> WRITTEN EXERCISE
In the records that follow, show each line where the word "type" is present.

> TASK MATERIAL
——
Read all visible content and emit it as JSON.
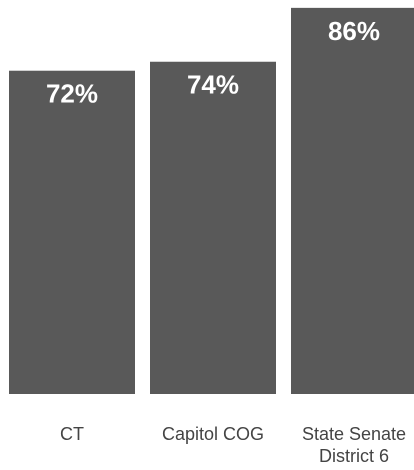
{
  "chart_data": {
    "type": "bar",
    "categories": [
      [
        "CT"
      ],
      [
        "Capitol COG"
      ],
      [
        "State Senate",
        "District 6"
      ]
    ],
    "values": [
      72,
      74,
      86
    ],
    "data_labels": [
      "72%",
      "74%",
      "86%"
    ],
    "ylim": [
      0,
      100
    ],
    "grid": false,
    "legend": "none",
    "colors": {
      "bar": "#595959",
      "value_label": "#ffffff",
      "category_label": "#444444"
    }
  }
}
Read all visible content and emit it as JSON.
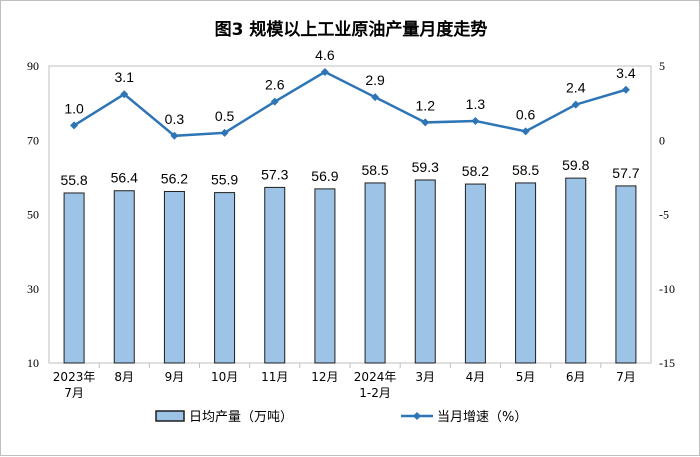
{
  "chart_data": {
    "type": "bar+line",
    "title": "图3  规模以上工业原油产量月度走势",
    "categories": [
      "2023年\n7月",
      "8月",
      "9月",
      "10月",
      "11月",
      "12月",
      "2024年\n1-2月",
      "3月",
      "4月",
      "5月",
      "6月",
      "7月"
    ],
    "series": [
      {
        "name": "日均产量（万吨）",
        "type": "bar",
        "axis": "left",
        "values": [
          55.8,
          56.4,
          56.2,
          55.9,
          57.3,
          56.9,
          58.5,
          59.3,
          58.2,
          58.5,
          59.8,
          57.7
        ]
      },
      {
        "name": "当月增速（%）",
        "type": "line",
        "axis": "right",
        "values": [
          1.0,
          3.1,
          0.3,
          0.5,
          2.6,
          4.6,
          2.9,
          1.2,
          1.3,
          0.6,
          2.4,
          3.4
        ]
      }
    ],
    "y_left": {
      "lim": [
        10,
        90
      ],
      "ticks": [
        10,
        30,
        50,
        70,
        90
      ]
    },
    "y_right": {
      "lim": [
        -15,
        5
      ],
      "ticks": [
        5,
        0,
        -5,
        -10,
        -15
      ]
    },
    "grid": false,
    "legend": "bottom",
    "colors": {
      "bar_fill": "#9dc3e6",
      "bar_stroke": "#1f1f1f",
      "line": "#2e75b6"
    }
  }
}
——
> ANSWER FOR THE TASK
    "type": "bar",
    "type": "bar+line",
        "type": "bar",
        "type": "line",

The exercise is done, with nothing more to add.